Rows from a figure dataset>
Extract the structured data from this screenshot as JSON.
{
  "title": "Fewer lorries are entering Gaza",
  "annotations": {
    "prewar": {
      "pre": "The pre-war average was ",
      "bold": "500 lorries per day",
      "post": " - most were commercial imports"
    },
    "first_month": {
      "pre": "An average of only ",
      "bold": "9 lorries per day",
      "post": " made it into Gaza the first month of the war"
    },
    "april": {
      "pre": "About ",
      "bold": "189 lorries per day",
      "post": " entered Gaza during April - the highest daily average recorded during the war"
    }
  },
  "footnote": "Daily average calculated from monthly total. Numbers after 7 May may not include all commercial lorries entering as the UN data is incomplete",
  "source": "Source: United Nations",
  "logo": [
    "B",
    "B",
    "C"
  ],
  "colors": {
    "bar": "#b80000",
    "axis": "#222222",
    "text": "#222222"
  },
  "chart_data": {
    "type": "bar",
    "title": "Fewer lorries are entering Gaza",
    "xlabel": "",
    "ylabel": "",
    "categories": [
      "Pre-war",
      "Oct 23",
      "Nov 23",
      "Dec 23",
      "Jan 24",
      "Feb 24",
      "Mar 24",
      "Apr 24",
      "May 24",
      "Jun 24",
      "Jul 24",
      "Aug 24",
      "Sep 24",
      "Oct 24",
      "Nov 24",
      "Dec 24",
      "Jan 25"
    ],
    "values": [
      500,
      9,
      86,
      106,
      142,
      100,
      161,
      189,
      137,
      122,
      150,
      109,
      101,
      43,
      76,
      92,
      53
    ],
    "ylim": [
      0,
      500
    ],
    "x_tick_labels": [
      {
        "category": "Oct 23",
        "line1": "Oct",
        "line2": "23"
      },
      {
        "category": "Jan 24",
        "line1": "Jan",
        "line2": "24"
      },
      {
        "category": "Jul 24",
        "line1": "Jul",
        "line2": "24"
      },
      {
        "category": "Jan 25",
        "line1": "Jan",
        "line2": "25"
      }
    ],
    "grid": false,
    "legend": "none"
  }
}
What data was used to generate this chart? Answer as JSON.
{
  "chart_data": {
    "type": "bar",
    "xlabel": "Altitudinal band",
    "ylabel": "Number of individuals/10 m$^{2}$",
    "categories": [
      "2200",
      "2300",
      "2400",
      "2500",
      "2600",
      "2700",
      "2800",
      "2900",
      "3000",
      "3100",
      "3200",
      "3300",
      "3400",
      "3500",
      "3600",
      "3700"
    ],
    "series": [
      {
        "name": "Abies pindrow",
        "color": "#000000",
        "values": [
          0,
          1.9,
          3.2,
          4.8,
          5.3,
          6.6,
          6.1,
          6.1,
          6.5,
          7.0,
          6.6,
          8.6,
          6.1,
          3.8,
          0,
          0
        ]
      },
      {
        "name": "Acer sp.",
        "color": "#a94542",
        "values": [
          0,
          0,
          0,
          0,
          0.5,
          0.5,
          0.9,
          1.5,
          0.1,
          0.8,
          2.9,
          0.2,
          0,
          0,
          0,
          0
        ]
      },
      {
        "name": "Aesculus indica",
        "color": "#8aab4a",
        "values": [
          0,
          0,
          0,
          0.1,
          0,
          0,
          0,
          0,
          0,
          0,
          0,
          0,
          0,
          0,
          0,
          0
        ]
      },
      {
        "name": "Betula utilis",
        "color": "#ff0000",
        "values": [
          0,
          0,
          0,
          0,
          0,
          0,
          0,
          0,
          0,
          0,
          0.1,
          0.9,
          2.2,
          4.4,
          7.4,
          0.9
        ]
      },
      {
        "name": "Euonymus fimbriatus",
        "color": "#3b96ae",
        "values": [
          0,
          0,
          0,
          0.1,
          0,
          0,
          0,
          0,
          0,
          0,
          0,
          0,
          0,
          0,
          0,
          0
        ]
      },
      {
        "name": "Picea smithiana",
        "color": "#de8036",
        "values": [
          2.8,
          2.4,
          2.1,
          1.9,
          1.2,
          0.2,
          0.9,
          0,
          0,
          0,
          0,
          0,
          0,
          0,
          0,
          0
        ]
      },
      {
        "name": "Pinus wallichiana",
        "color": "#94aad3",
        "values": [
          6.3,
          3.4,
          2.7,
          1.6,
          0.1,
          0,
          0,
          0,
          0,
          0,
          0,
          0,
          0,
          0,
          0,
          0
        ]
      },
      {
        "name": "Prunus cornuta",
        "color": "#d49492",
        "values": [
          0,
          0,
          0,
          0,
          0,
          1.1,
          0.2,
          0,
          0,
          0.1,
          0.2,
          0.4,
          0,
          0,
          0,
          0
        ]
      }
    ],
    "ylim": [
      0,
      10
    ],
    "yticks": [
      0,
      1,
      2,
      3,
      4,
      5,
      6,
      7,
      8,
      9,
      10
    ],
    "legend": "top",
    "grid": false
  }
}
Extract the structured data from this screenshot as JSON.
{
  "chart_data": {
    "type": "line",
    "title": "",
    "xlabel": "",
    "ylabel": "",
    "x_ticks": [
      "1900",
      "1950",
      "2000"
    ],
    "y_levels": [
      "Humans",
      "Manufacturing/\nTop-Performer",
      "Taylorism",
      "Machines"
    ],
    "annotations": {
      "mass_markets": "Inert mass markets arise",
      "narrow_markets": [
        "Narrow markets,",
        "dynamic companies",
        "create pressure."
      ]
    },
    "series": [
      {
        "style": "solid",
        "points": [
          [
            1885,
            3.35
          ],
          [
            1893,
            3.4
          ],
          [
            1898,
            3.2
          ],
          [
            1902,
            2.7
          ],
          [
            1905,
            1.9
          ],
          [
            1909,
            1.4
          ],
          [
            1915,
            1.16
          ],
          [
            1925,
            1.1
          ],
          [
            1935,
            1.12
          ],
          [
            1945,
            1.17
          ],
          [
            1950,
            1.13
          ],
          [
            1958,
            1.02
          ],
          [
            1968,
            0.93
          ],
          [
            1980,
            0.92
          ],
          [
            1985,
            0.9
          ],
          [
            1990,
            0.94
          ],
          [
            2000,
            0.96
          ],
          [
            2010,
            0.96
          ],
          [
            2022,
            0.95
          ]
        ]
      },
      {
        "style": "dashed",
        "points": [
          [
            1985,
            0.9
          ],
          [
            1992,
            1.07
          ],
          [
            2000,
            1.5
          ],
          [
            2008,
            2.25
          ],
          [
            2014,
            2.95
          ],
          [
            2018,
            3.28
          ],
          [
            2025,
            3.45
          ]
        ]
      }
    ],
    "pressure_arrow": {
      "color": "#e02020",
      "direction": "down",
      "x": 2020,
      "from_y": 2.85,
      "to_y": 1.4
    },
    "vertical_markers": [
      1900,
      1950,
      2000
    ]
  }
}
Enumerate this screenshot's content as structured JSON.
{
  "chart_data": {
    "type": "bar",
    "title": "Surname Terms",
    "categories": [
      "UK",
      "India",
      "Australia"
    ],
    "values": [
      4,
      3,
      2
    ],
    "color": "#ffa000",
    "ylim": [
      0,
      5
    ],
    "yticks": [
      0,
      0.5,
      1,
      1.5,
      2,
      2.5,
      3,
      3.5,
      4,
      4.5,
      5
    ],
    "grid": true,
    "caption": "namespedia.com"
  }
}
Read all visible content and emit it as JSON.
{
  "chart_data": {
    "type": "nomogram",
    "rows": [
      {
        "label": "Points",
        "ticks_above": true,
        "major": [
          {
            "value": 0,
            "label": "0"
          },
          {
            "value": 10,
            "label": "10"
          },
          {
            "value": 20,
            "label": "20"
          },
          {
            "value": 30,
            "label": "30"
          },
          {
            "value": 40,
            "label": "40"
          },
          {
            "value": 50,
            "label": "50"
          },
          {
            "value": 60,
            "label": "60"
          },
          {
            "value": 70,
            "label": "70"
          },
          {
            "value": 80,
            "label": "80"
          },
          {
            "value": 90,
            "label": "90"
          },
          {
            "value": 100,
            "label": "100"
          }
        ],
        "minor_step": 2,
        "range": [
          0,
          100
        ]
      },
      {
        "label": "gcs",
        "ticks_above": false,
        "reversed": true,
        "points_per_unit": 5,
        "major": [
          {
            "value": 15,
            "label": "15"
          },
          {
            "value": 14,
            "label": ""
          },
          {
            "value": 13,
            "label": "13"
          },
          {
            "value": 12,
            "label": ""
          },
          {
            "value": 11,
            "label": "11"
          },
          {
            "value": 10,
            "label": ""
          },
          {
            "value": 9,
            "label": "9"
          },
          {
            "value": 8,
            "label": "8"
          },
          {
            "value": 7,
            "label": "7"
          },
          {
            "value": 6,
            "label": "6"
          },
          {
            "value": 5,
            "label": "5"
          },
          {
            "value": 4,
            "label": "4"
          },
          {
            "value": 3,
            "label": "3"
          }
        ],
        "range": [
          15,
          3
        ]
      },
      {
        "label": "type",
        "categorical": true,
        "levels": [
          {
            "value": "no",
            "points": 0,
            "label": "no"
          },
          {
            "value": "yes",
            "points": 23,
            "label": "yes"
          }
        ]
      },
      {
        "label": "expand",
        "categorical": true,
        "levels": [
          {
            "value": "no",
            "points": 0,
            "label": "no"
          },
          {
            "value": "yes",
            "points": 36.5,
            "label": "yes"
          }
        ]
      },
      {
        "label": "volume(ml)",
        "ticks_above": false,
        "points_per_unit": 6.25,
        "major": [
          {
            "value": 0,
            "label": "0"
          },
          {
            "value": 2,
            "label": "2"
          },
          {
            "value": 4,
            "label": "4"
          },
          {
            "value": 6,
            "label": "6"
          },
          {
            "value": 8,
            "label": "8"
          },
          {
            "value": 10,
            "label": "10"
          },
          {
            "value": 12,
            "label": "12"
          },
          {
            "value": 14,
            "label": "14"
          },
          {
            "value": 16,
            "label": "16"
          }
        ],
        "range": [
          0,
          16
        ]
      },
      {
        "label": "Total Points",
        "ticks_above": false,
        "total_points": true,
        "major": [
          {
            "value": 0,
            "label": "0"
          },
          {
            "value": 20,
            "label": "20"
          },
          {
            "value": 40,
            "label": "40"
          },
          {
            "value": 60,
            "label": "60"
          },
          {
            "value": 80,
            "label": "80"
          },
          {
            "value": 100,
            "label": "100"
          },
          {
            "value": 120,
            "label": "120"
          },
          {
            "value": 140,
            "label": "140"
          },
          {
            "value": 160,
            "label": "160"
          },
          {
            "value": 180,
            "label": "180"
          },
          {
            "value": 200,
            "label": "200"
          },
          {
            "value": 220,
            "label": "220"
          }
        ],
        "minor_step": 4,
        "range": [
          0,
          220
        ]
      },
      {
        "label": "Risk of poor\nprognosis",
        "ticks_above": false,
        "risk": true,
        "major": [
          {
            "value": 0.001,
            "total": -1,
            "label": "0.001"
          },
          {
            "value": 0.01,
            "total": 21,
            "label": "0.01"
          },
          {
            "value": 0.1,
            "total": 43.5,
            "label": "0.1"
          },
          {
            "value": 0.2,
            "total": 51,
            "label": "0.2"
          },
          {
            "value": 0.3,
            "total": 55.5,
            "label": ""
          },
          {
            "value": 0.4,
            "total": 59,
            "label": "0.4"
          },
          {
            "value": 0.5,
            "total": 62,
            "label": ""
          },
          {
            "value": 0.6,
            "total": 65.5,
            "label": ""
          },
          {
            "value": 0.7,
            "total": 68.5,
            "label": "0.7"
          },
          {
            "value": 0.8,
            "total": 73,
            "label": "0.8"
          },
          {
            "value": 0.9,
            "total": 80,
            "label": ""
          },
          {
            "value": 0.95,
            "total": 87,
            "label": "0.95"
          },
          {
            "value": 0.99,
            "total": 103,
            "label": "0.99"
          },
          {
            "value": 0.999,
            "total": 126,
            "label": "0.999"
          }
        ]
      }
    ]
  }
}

Job> From the data above, copy each line that holds "average".

Full output>
      "pre": "The pre-war average was ",
      "pre": "An average of only ",
      "post": " entered Gaza during April - the highest daily average recorded during the war"
  "footnote": "Daily average calculated from monthly total. Numbers after 7 May may not include all commercial lorries entering as the UN data is incomplete",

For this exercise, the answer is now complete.